▶ [WRITTEN EXERCISE]
Every line below must be reproduced exactly. Copy them all.

▶ [RECORD LIST]
++++

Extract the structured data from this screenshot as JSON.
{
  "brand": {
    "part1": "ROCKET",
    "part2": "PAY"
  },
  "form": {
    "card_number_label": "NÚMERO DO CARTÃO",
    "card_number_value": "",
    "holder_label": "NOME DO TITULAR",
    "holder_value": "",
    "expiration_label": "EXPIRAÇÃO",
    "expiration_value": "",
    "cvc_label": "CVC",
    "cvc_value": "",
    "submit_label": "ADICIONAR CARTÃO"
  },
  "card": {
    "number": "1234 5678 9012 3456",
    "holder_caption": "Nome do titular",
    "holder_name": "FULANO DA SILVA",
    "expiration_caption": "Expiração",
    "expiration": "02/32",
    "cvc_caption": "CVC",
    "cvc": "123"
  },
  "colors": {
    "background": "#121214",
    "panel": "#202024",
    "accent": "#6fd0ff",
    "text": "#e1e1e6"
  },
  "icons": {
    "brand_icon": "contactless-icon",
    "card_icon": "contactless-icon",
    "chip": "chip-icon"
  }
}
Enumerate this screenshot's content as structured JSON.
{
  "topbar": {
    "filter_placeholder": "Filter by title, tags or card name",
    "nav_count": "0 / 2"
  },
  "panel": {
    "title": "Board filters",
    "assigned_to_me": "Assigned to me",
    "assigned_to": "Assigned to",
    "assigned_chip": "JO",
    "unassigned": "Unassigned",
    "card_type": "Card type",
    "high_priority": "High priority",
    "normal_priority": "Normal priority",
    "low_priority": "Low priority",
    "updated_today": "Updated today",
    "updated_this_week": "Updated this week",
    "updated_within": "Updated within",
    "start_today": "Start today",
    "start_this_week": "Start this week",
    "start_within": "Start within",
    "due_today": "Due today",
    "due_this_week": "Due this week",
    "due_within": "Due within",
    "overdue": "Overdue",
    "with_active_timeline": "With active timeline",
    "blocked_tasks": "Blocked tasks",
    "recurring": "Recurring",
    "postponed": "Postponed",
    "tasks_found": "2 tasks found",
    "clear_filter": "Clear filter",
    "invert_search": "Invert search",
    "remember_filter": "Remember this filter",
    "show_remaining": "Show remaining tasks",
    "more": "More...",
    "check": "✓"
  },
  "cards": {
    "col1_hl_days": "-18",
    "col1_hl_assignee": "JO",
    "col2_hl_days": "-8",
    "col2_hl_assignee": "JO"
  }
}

++++

▶ [RESPONSE TO THIS TASK]
Extract the structured data from this screenshot as JSON.
{
  "brand": {
    "part1": "ROCKET",
    "part2": "PAY"
  },
  "form": {
    "card_number_label": "NÚMERO DO CARTÃO",
    "card_number_value": "",
    "holder_label": "NOME DO TITULAR",
    "holder_value": "",
    "expiration_label": "EXPIRAÇÃO",
    "expiration_value": "",
    "cvc_label": "CVC",
    "cvc_value": "",
    "submit_label": "ADICIONAR CARTÃO"
  },
  "card": {
    "number": "1234 5678 9012 3456",
    "holder_caption": "Nome do titular",
    "holder_name": "FULANO DA SILVA",
    "expiration_caption": "Expiração",
    "expiration": "02/32",
    "cvc_caption": "CVC",
    "cvc": "123"
  },
  "colors": {
    "background": "#121214",
    "panel": "#202024",
    "accent": "#6fd0ff",
    "text": "#e1e1e6"
  },
  "icons": {
    "brand_icon": "contactless-icon",
    "card_icon": "contactless-icon",
    "chip": "chip-icon"
  }
}
Enumerate this screenshot's content as structured JSON.
{
  "topbar": {
    "filter_placeholder": "Filter by title, tags or card name",
    "nav_count": "0 / 2"
  },
  "panel": {
    "title": "Board filters",
    "assigned_to_me": "Assigned to me",
    "assigned_to": "Assigned to",
    "assigned_chip": "JO",
    "unassigned": "Unassigned",
    "card_type": "Card type",
    "high_priority": "High priority",
    "normal_priority": "Normal priority",
    "low_priority": "Low priority",
    "updated_today": "Updated today",
    "updated_this_week": "Updated this week",
    "updated_within": "Updated within",
    "start_today": "Start today",
    "start_this_week": "Start this week",
    "start_within": "Start within",
    "due_today": "Due today",
    "due_this_week": "Due this week",
    "due_within": "Due within",
    "overdue": "Overdue",
    "with_active_timeline": "With active timeline",
    "blocked_tasks": "Blocked tasks",
    "recurring": "Recurring",
    "postponed": "Postponed",
    "tasks_found": "2 tasks found",
    "clear_filter": "Clear filter",
    "invert_search": "Invert search",
    "remember_filter": "Remember this filter",
    "show_remaining": "Show remaining tasks",
    "more": "More...",
    "check": "✓"
  },
  "cards": {
    "col1_hl_days": "-18",
    "col1_hl_assignee": "JO",
    "col2_hl_days": "-8",
    "col2_hl_assignee": "JO"
  }
}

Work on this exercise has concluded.